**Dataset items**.
•••••

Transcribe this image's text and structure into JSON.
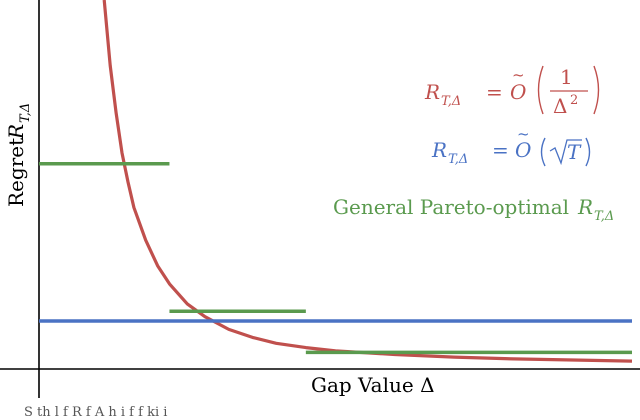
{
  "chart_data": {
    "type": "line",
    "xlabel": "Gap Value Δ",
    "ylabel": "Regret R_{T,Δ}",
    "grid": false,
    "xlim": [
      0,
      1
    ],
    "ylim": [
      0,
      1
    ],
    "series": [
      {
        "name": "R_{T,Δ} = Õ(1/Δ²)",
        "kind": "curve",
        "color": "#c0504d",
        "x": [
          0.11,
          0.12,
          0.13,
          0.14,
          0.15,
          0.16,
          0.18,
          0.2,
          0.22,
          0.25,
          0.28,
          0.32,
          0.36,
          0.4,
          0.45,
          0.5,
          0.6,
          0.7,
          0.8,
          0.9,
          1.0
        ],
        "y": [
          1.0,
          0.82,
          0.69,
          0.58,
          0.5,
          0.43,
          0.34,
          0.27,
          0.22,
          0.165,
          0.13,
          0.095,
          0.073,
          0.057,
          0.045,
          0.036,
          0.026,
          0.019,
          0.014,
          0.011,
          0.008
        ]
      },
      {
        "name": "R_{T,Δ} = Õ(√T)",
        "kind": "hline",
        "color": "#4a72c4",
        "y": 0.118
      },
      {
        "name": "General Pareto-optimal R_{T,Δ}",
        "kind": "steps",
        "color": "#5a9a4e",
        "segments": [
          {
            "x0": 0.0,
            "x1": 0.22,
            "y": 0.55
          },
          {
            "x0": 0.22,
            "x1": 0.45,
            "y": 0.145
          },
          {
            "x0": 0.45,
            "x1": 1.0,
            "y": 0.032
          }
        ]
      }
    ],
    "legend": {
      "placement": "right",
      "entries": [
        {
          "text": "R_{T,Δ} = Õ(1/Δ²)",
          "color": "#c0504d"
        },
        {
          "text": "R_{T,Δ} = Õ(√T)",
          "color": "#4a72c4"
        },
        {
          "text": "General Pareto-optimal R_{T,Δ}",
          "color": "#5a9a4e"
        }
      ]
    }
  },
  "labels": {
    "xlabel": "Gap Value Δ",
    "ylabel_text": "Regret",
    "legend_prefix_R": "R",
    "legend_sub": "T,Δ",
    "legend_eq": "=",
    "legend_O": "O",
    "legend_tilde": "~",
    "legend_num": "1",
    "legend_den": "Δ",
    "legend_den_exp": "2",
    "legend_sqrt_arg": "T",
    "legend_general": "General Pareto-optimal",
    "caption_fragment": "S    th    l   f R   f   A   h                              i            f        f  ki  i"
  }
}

•••••

**Description of the task**. From the entries above, pull out each line that includes "General".

**Written solution**.
        "name": "General Pareto-optimal R_{T,Δ}",
          "text": "General Pareto-optimal R_{T,Δ}",
    "legend_general": "General Pareto-optimal",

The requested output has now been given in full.